<<<<

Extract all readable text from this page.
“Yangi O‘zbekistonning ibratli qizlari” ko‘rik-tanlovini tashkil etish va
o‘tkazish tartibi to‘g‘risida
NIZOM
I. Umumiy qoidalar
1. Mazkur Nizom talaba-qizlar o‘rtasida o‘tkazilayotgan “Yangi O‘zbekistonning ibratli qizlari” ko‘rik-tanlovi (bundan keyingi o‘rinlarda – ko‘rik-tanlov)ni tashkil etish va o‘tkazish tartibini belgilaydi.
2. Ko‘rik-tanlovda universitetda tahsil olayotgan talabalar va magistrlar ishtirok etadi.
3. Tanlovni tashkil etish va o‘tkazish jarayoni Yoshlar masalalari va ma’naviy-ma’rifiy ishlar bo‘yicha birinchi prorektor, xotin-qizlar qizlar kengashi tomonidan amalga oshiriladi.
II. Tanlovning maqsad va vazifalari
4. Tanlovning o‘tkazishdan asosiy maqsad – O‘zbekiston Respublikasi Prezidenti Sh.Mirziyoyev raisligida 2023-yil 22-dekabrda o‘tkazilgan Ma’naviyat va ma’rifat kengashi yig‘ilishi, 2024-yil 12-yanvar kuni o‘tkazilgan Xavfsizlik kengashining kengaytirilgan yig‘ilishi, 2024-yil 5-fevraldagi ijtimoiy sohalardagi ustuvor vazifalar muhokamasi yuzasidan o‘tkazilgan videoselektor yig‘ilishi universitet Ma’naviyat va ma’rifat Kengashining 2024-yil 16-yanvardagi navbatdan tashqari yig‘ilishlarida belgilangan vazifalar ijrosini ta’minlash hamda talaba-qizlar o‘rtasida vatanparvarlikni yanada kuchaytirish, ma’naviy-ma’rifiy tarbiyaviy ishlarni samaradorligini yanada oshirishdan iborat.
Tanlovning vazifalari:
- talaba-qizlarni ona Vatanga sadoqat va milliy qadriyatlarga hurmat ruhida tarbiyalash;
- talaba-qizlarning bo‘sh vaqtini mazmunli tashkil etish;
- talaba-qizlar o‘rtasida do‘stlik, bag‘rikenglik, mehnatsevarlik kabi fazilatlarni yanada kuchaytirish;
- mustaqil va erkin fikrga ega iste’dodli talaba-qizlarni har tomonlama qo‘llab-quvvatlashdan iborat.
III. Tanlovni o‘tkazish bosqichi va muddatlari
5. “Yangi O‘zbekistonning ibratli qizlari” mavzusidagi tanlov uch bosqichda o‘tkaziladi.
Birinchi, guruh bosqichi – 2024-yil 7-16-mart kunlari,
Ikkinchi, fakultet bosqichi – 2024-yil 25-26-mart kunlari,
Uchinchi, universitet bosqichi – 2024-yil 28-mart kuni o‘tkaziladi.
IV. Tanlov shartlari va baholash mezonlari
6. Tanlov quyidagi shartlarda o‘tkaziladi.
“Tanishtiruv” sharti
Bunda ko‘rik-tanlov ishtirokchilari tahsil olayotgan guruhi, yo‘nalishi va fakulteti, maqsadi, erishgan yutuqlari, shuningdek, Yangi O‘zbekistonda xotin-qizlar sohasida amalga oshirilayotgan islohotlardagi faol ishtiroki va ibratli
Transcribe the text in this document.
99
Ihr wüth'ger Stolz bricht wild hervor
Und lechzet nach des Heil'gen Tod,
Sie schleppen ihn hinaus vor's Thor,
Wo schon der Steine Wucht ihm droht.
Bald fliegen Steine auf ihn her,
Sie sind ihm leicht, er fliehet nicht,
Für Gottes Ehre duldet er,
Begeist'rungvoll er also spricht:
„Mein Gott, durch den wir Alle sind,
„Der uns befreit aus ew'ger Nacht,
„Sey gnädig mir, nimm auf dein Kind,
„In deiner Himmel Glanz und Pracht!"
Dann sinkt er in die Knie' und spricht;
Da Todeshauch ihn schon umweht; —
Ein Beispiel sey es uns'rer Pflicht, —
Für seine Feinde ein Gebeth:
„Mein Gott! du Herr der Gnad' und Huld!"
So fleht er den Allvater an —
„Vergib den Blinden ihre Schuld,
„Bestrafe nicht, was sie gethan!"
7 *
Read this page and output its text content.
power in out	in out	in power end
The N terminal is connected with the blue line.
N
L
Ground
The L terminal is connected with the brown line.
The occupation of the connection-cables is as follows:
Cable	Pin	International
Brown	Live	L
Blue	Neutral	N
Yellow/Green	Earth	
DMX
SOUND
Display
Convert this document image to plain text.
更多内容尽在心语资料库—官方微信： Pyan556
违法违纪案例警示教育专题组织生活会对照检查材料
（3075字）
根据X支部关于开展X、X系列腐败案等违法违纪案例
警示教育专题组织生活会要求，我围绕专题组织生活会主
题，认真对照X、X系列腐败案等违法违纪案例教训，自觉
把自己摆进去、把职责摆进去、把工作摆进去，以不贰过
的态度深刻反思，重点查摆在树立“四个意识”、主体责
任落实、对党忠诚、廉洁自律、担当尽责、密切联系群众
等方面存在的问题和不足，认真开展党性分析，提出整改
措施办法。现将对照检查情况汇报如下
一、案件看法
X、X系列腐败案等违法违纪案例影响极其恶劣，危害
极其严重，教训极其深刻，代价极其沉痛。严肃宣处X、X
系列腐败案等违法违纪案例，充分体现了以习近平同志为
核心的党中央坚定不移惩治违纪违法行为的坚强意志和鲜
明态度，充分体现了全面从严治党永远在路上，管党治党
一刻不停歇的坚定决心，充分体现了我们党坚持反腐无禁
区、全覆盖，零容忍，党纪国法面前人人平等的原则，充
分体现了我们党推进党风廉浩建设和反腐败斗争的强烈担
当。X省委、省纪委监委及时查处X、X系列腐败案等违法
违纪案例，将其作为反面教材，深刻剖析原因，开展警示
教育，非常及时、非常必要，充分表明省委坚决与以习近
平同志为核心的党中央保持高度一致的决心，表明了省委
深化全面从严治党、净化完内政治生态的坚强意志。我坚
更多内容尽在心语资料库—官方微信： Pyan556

>>>>

#### Written request
Show each line of the data that contains the string "rifiy".

#### Task response
3. Tanlovni tashkil etish va o‘tkazish jarayoni Yoshlar masalalari va ma’naviy-ma’rifiy ishlar bo‘yicha birinchi prorektor, xotin-qizlar qizlar kengashi tomonidan amalga oshiriladi.
4. Tanlovning o‘tkazishdan asosiy maqsad – O‘zbekiston Respublikasi Prezidenti Sh.Mirziyoyev raisligida 2023-yil 22-dekabrda o‘tkazilgan Ma’naviyat va ma’rifat kengashi yig‘ilishi, 2024-yil 12-yanvar kuni o‘tkazilgan Xavfsizlik kengashining kengaytirilgan yig‘ilishi, 2024-yil 5-fevraldagi ijtimoiy sohalardagi ustuvor vazifalar muhokamasi yuzasidan o‘tkazilgan videoselektor yig‘ilishi universitet Ma’naviyat va ma’rifat Kengashining 2024-yil 16-yanvardagi navbatdan tashqari yig‘ilishlarida belgilangan vazifalar ijrosini ta’minlash hamda talaba-qizlar o‘rtasida vatanparvarlikni yanada kuchaytirish, ma’naviy-ma’rifiy tarbiyaviy ishlarni samaradorligini yanada oshirishdan iborat.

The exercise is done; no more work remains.